◆ **Supplied records**:
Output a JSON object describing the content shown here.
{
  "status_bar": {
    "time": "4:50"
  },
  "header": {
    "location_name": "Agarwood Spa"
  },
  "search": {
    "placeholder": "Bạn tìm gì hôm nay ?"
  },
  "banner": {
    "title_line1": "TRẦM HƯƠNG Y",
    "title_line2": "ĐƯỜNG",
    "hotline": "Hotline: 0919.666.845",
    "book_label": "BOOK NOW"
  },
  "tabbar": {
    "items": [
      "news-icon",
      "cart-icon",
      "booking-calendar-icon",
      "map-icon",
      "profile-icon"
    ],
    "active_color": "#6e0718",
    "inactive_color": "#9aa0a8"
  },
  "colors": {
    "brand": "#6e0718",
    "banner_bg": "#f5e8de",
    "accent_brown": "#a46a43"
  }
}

==

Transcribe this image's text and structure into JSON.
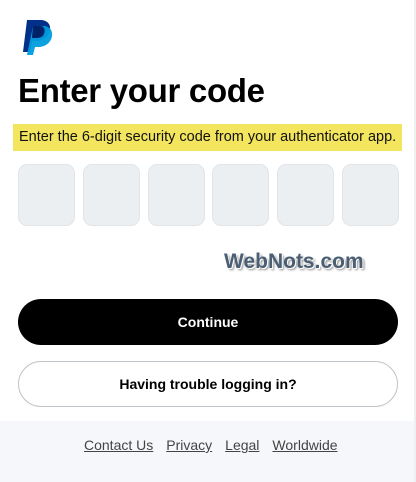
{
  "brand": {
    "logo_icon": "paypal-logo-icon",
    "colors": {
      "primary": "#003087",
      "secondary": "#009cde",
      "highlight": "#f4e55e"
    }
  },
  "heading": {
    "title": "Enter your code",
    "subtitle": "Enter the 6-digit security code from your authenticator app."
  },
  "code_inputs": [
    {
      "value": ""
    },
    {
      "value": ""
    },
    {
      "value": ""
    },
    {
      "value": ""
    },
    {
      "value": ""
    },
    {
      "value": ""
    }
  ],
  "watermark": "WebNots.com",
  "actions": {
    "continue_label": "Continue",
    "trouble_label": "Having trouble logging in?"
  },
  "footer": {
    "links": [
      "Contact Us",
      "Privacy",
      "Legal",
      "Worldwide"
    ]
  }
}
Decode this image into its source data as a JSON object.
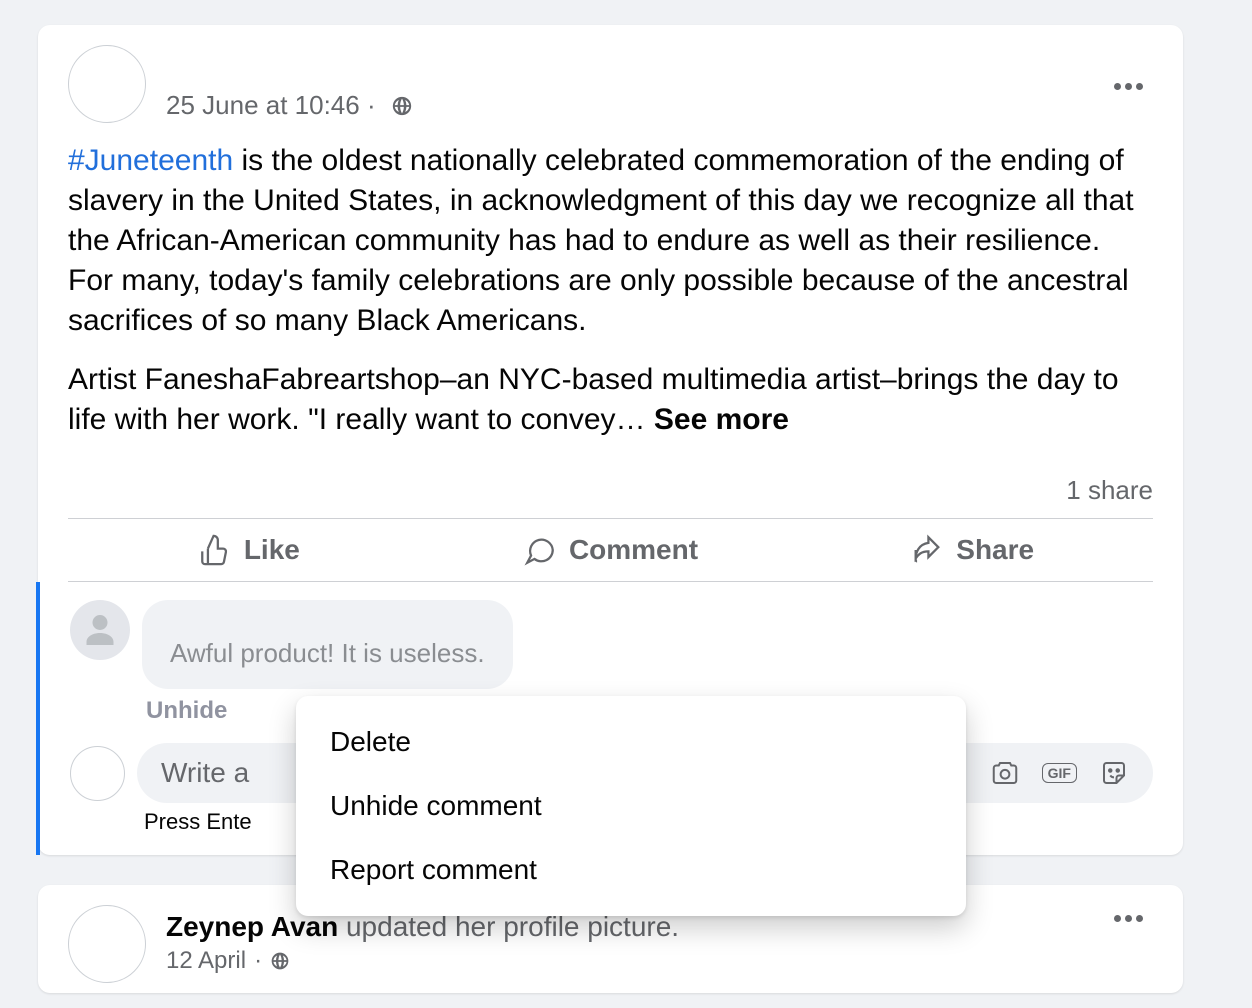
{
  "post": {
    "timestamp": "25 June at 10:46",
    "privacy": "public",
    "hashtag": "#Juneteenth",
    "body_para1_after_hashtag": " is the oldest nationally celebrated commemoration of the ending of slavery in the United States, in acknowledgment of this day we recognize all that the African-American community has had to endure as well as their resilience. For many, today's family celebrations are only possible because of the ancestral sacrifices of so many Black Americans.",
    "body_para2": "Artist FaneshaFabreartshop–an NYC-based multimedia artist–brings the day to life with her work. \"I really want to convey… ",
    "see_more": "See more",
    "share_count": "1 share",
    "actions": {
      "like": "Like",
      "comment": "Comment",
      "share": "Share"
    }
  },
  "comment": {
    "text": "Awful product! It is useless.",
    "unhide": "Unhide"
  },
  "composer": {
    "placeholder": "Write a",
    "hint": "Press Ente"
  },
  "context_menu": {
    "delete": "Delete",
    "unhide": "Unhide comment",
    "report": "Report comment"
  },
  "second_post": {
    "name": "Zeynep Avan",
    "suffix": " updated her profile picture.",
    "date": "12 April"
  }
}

◆ **Exercise directions**: Pull every line containing "your" from the material above.

◆ **Full response**:
    "title": "Enter your code",
    "subtitle": "Enter the 6-digit security code from your authenticator app."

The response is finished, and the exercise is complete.